» INFORMATION SHOWN:
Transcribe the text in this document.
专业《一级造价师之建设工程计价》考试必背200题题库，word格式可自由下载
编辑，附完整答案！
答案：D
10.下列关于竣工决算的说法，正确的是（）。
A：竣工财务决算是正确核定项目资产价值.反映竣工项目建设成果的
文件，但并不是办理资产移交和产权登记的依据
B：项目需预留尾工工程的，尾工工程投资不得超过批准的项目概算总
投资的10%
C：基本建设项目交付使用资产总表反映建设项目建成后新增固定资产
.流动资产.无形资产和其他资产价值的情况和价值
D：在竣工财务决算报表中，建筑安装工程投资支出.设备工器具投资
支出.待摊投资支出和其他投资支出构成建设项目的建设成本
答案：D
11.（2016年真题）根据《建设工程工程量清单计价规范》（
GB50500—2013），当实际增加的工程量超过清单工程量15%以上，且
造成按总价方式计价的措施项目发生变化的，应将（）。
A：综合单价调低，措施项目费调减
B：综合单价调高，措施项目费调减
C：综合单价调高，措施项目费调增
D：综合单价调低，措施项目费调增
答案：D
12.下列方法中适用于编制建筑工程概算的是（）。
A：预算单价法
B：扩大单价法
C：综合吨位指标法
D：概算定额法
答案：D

» CHALLENGE: Repeat all the entries word for word.

» RESPONSE TO THE TASK:
Transcribe the text in this document.
专业《一级造价师之建设工程计价》考试必背200题题库，word格式可自由下载
编辑，附完整答案！
答案：D
10.下列关于竣工决算的说法，正确的是（）。
A：竣工财务决算是正确核定项目资产价值.反映竣工项目建设成果的
文件，但并不是办理资产移交和产权登记的依据
B：项目需预留尾工工程的，尾工工程投资不得超过批准的项目概算总
投资的10%
C：基本建设项目交付使用资产总表反映建设项目建成后新增固定资产
.流动资产.无形资产和其他资产价值的情况和价值
D：在竣工财务决算报表中，建筑安装工程投资支出.设备工器具投资
支出.待摊投资支出和其他投资支出构成建设项目的建设成本
答案：D
11.（2016年真题）根据《建设工程工程量清单计价规范》（
GB50500—2013），当实际增加的工程量超过清单工程量15%以上，且
造成按总价方式计价的措施项目发生变化的，应将（）。
A：综合单价调低，措施项目费调减
B：综合单价调高，措施项目费调减
C：综合单价调高，措施项目费调增
D：综合单价调低，措施项目费调增
答案：D
12.下列方法中适用于编制建筑工程概算的是（）。
A：预算单价法
B：扩大单价法
C：综合吨位指标法
D：概算定额法
答案：D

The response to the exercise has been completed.